[Exercise details]
From the entries that follow, list every line in which the string "JSON" appears.

[Structured figure records]
----

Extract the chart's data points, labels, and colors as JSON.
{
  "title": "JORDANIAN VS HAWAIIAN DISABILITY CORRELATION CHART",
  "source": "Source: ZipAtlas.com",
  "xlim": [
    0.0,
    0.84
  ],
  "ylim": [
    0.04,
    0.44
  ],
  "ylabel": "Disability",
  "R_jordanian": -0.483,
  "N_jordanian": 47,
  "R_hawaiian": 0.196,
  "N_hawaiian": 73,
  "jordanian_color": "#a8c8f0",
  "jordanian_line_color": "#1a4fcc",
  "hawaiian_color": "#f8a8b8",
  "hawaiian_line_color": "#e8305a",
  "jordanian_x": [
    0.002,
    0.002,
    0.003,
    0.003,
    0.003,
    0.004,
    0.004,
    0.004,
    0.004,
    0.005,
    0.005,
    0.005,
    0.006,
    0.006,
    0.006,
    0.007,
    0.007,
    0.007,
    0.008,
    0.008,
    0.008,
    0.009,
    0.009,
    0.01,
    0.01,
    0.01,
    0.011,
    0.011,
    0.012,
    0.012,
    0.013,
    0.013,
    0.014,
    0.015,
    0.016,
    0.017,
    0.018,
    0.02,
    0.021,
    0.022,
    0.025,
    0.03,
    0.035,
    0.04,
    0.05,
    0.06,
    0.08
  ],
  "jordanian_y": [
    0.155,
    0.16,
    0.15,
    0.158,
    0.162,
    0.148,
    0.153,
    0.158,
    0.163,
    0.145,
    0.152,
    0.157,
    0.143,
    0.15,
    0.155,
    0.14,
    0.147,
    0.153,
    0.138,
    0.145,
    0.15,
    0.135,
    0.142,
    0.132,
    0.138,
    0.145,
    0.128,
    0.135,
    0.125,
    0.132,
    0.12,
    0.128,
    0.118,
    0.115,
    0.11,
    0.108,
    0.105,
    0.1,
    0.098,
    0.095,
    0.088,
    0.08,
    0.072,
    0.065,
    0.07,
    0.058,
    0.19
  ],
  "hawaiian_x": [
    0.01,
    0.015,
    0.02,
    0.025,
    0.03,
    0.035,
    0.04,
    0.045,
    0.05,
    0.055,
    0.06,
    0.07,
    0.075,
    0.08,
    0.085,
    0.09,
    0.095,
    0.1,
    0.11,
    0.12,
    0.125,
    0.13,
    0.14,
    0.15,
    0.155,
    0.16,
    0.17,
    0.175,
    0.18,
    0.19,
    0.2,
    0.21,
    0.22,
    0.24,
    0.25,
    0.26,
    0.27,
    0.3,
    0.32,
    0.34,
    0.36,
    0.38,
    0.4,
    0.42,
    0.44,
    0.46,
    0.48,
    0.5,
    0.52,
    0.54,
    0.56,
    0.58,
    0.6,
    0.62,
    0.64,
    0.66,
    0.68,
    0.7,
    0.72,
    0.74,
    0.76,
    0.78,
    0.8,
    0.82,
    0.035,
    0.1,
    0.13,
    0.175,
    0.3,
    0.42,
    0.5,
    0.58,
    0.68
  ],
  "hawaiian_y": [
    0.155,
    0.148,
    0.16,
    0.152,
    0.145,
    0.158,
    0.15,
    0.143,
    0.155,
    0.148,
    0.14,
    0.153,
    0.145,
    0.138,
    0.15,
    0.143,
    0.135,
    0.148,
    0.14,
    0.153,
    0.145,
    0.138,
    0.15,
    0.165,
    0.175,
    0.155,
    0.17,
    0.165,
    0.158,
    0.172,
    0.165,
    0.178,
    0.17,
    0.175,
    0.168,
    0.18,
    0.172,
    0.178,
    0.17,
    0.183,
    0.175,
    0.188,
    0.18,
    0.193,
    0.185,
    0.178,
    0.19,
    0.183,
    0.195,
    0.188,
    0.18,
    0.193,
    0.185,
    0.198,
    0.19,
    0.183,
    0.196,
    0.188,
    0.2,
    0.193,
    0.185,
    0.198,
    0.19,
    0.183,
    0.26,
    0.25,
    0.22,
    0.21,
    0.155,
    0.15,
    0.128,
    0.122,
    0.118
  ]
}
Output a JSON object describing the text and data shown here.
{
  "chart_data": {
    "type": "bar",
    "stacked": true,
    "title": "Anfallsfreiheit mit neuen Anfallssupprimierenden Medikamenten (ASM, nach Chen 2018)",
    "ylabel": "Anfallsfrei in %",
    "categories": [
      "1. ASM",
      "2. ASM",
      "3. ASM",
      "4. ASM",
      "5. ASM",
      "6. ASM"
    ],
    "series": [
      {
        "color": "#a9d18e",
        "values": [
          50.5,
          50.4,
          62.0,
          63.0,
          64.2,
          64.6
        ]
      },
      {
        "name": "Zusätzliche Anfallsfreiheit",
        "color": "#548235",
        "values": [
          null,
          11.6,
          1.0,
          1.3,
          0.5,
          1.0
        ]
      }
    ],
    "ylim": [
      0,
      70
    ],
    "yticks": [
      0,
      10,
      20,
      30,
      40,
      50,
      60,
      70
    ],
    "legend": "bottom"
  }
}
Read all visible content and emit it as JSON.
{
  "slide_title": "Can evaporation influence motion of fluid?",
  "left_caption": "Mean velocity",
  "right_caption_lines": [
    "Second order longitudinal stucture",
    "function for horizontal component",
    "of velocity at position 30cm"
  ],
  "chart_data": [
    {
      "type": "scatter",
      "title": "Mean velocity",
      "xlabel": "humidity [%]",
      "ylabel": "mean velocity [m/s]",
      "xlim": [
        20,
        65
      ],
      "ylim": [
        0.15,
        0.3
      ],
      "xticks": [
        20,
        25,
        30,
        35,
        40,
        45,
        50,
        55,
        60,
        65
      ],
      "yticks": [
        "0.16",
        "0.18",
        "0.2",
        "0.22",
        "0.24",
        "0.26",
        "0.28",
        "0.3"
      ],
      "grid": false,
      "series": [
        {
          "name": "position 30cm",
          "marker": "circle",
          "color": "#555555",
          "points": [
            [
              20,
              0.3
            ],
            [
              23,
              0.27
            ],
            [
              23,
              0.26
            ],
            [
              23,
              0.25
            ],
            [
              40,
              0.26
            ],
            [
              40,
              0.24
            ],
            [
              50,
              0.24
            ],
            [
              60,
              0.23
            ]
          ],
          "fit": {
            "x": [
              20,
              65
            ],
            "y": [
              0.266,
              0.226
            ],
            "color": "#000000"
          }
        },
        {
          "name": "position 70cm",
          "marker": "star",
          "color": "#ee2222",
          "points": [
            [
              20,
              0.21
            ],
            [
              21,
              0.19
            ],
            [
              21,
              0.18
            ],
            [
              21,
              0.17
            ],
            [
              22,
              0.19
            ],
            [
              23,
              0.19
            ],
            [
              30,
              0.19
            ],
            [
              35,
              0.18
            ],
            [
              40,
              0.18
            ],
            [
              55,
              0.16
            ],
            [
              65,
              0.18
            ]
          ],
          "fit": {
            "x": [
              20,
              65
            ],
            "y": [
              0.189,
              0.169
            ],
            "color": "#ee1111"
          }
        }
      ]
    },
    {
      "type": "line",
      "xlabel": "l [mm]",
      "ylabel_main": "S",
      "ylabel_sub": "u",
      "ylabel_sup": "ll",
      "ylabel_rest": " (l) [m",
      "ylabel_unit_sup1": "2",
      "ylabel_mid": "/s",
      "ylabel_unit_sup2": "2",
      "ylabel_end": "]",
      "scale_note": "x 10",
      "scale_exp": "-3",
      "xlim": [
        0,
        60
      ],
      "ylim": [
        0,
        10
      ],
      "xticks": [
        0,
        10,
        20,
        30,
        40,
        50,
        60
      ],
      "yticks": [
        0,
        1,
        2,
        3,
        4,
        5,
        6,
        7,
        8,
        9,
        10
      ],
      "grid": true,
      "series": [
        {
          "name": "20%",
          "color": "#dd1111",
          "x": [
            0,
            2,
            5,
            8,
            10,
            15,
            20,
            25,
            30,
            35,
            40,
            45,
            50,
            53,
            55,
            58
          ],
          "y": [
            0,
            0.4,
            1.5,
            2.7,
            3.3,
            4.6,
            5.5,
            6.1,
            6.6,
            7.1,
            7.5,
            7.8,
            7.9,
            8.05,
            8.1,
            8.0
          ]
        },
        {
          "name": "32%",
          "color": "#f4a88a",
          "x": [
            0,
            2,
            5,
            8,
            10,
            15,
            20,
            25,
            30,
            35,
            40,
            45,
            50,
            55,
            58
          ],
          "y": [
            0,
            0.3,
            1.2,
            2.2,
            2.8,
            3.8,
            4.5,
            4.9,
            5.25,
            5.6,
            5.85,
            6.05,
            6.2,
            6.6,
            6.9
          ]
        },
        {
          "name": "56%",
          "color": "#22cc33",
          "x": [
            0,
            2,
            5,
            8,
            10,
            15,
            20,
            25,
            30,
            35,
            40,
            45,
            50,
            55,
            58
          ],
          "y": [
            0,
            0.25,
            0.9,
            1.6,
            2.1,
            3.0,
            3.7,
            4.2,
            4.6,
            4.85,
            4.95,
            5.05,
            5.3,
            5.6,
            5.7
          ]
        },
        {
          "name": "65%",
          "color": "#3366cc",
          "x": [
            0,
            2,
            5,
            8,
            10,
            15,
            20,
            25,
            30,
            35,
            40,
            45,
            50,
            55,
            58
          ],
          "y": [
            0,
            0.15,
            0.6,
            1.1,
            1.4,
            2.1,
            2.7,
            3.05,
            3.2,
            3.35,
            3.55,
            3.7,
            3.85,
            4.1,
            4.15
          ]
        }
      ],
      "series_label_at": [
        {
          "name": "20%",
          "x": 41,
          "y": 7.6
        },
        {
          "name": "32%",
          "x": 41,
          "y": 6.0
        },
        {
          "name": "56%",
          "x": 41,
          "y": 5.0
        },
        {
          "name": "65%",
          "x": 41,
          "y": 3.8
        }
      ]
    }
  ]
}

----

[Finished task]
Extract the chart's data points, labels, and colors as JSON.
Output a JSON object describing the text and data shown here.
Read all visible content and emit it as JSON.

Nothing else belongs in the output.